+++ Provided data +++

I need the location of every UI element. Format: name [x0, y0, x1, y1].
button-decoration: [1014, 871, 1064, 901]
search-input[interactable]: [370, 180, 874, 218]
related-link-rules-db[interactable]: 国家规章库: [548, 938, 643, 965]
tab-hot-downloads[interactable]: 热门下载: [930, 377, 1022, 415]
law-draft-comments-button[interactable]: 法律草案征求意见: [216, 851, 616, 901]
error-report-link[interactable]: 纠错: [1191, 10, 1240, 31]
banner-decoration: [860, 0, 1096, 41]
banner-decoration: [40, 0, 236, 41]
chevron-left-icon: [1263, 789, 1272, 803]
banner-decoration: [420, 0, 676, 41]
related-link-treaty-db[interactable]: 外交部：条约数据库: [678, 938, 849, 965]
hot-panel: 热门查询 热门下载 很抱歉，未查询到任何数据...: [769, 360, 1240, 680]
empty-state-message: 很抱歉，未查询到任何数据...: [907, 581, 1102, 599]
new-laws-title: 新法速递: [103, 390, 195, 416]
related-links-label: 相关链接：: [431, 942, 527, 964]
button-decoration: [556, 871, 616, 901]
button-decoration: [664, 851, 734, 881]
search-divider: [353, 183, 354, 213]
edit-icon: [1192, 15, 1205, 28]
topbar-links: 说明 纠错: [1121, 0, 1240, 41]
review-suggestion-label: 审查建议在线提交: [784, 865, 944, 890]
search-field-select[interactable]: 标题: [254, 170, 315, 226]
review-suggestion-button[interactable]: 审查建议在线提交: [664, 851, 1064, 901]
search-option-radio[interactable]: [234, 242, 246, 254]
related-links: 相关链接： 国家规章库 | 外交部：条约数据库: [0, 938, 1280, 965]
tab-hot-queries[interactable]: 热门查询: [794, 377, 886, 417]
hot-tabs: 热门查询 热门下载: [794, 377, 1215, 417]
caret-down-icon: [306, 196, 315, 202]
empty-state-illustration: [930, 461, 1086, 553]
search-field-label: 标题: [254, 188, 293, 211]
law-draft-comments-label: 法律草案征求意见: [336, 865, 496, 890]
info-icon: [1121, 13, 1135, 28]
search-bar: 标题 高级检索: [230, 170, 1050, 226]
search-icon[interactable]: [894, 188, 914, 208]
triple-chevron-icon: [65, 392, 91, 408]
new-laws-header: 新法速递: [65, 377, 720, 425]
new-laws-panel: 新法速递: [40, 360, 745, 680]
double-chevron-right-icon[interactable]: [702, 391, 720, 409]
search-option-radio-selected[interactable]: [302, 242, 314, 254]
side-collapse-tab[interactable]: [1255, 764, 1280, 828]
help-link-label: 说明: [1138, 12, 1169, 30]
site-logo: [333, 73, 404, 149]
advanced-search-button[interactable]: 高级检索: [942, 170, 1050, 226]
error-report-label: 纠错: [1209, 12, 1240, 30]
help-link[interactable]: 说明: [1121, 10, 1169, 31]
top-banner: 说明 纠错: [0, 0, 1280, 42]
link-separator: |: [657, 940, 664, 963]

+++

Exercise directions: Give the rows from the top of the list through the row containing "banner-decoration: [860, 0, 1096, 41]", inclusive, as a Markdown table with the columns No. and Text. Number each row and leave out any blank lines.

The result:
| No. | Text |
|---|---|
| 1 | I need the location of every UI element. Format: name [x0, y0, x1, y1]. |
| 2 | button-decoration: [1014, 871, 1064, 901] |
| 3 | search-input[interactable]: [370, 180, 874, 218] |
| 4 | related-link-rules-db[interactable]: 国家规章库: [548, 938, 643, 965] |
| 5 | tab-hot-downloads[interactable]: 热门下载: [930, 377, 1022, 415] |
| 6 | law-draft-comments-button[interactable]: 法律草案征求意见: [216, 851, 616, 901] |
| 7 | error-report-link[interactable]: 纠错: [1191, 10, 1240, 31] |
| 8 | banner-decoration: [860, 0, 1096, 41] |